◆ Given task: Return all entries precisely as they stand, without the images.

◆ Record list:
• • • • •

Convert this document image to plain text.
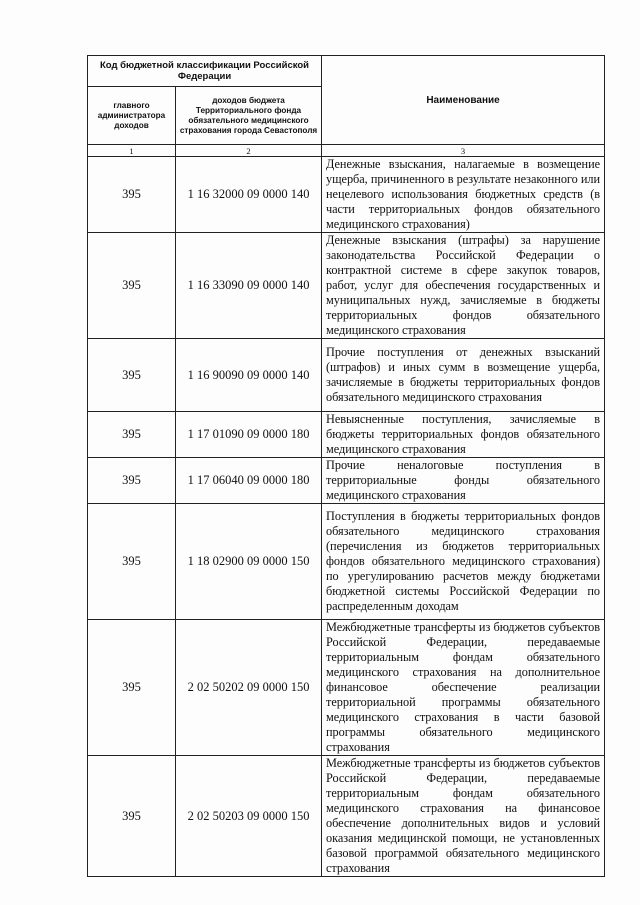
Код бюджетной классификации Российской Федерации		Наименование
главного администратора доходов	доходов бюджета Территориального фонда обязательного медицинского страхования города Севастополя	
1	2	3
395	1 16 32000 09 0000 140	Денежные взыскания, налагаемые в возмещение ущерба, причиненного в результате незаконного или нецелевого использования бюджетных средств (в части территориальных фондов обязательного медицинского страхования)
395	1 16 33090 09 0000 140	Денежные взыскания (штрафы) за нарушение законодательства Российской Федерации о контрактной системе в сфере закупок товаров, работ, услуг для обеспечения государственных и муниципальных нужд, зачисляемые в бюджеты территориальных фондов обязательного медицинского страхования
395	1 16 90090 09 0000 140	Прочие поступления от денежных взысканий (штрафов) и иных сумм в возмещение ущерба, зачисляемые в бюджеты территориальных фондов обязательного медицинского страхования
395	1 17 01090 09 0000 180	Невыясненные поступления, зачисляемые в бюджеты территориальных фондов обязательного медицинского страхования
395	1 17 06040 09 0000 180	Прочие неналоговые поступления в территориальные фонды обязательного медицинского страхования
395	1 18 02900 09 0000 150	Поступления в бюджеты территориальных фондов обязательного медицинского страхования (перечисления из бюджетов территориальных фондов обязательного медицинского страхования) по урегулированию расчетов между бюджетами бюджетной системы Российской Федерации по распределенным доходам
395	2 02 50202 09 0000 150	Межбюджетные трансферты из бюджетов субъектов Российской Федерации, передаваемые территориальным фондам обязательного медицинского страхования на дополнительное финансовое обеспечение реализации территориальной программы обязательного медицинского страхования в части базовой программы обязательного медицинского страхования
395	2 02 50203 09 0000 150	Межбюджетные трансферты из бюджетов субъектов Российской Федерации, передаваемые территориальным фондам обязательного медицинского страхования на финансовое обеспечение дополнительных видов и условий оказания медицинской помощи, не установленных базовой программой обязательного медицинского страхования
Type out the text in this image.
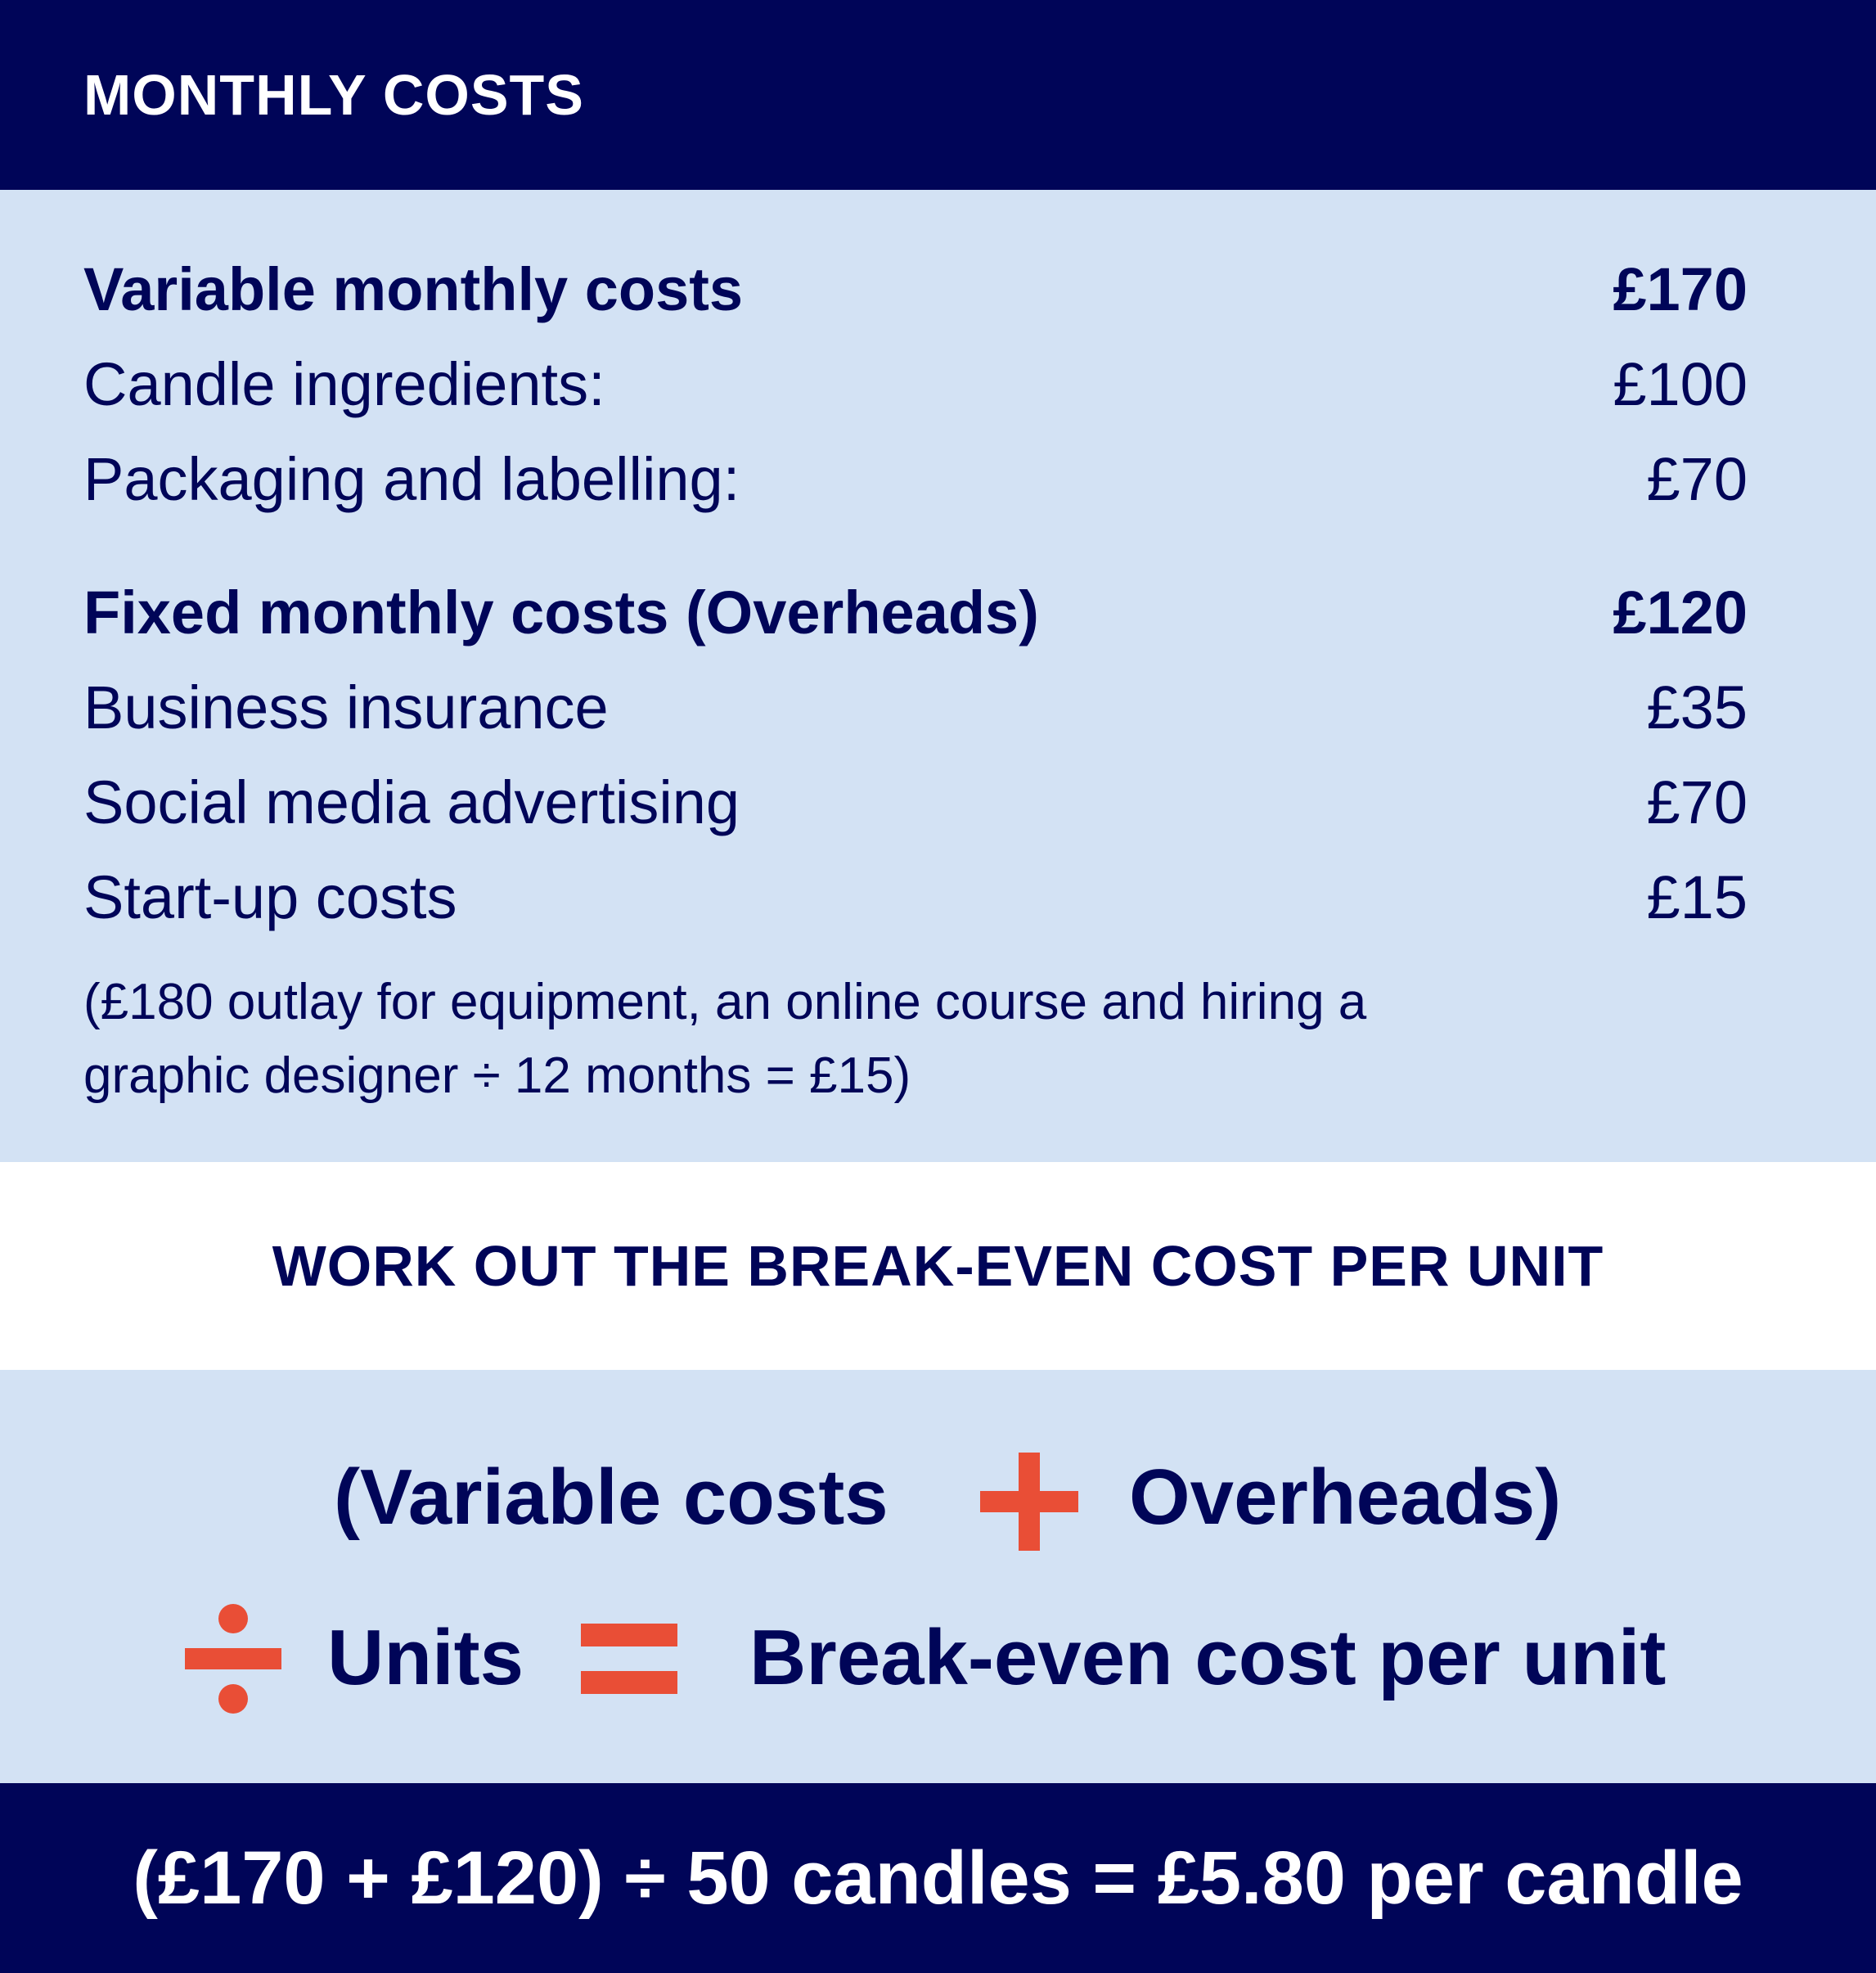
MONTHLY COSTS
Variable monthly costs	£170
Candle ingredients:	£100
Packaging and labelling:	£70
Fixed monthly costs (Overheads)	£120
Business insurance	£35
Social media advertising	£70
Start-up costs	£15
(£180 outlay for equipment, an online course and hiring a
graphic designer ÷ 12 months = £15)
WORK OUT THE BREAK-EVEN COST PER UNIT
(Variable costs	Overheads)
Units	Break-even cost per unit
(£170 + £120) ÷ 50 candles = £5.80 per candle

• • • • •

◆ Reply to the exercise:
Convert this document image to plain text.
Код бюджетной классификации Российской Федерации		Наименование
главного администратора доходов	доходов бюджета Территориального фонда обязательного медицинского страхования города Севастополя	
1	2	3
395	1 16 32000 09 0000 140	Денежные взыскания, налагаемые в возмещение ущерба, причиненного в результате незаконного или нецелевого использования бюджетных средств (в части территориальных фондов обязательного медицинского страхования)
395	1 16 33090 09 0000 140	Денежные взыскания (штрафы) за нарушение законодательства Российской Федерации о контрактной системе в сфере закупок товаров, работ, услуг для обеспечения государственных и муниципальных нужд, зачисляемые в бюджеты территориальных фондов обязательного медицинского страхования
395	1 16 90090 09 0000 140	Прочие поступления от денежных взысканий (штрафов) и иных сумм в возмещение ущерба, зачисляемые в бюджеты территориальных фондов обязательного медицинского страхования
395	1 17 01090 09 0000 180	Невыясненные поступления, зачисляемые в бюджеты территориальных фондов обязательного медицинского страхования
395	1 17 06040 09 0000 180	Прочие неналоговые поступления в территориальные фонды обязательного медицинского страхования
395	1 18 02900 09 0000 150	Поступления в бюджеты территориальных фондов обязательного медицинского страхования (перечисления из бюджетов территориальных фондов обязательного медицинского страхования) по урегулированию расчетов между бюджетами бюджетной системы Российской Федерации по распределенным доходам
395	2 02 50202 09 0000 150	Межбюджетные трансферты из бюджетов субъектов Российской Федерации, передаваемые территориальным фондам обязательного медицинского страхования на дополнительное финансовое обеспечение реализации территориальной программы обязательного медицинского страхования в части базовой программы обязательного медицинского страхования
395	2 02 50203 09 0000 150	Межбюджетные трансферты из бюджетов субъектов Российской Федерации, передаваемые территориальным фондам обязательного медицинского страхования на финансовое обеспечение дополнительных видов и условий оказания медицинской помощи, не установленных базовой программой обязательного медицинского страхования
Type out the text in this image.
MONTHLY COSTS
Variable monthly costs	£170
Candle ingredients:	£100
Packaging and labelling:	£70
Fixed monthly costs (Overheads)	£120
Business insurance	£35
Social media advertising	£70
Start-up costs	£15
(£180 outlay for equipment, an online course and hiring a
graphic designer ÷ 12 months = £15)
WORK OUT THE BREAK-EVEN COST PER UNIT
(Variable costs	Overheads)
Units	Break-even cost per unit
(£170 + £120) ÷ 50 candles = £5.80 per candle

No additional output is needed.